-- RECORDS FOR THE EXERCISE start --

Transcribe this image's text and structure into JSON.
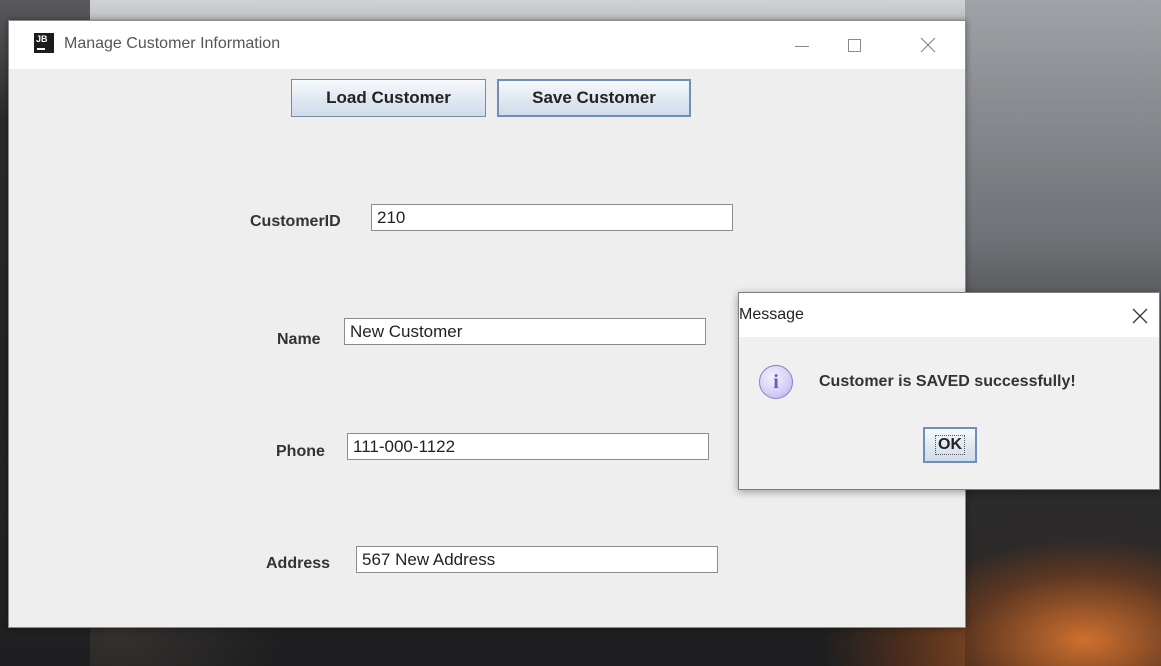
{
  "window": {
    "title": "Manage Customer Information"
  },
  "toolbar": {
    "load_label": "Load Customer",
    "save_label": "Save Customer"
  },
  "form": {
    "customer_id": {
      "label": "CustomerID",
      "value": "210"
    },
    "name": {
      "label": "Name",
      "value": "New Customer"
    },
    "phone": {
      "label": "Phone",
      "value": "111-000-1122"
    },
    "address": {
      "label": "Address",
      "value": "567 New Address"
    }
  },
  "dialog": {
    "title": "Message",
    "message": "Customer is SAVED successfully!",
    "ok_label": "OK",
    "icon": "info-icon"
  },
  "icons": {
    "app": "java-app-icon",
    "minimize": "minimize-icon",
    "maximize": "maximize-icon",
    "close": "close-icon"
  }
}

-- RECORDS FOR THE EXERCISE end --

**AIM OF THE EXERCISE:**
Scan the listing above and identify each line holding the string "title"; copy every such line.

**RESPONSE:**
    "title": "Manage Customer Information"
    "title": "Message",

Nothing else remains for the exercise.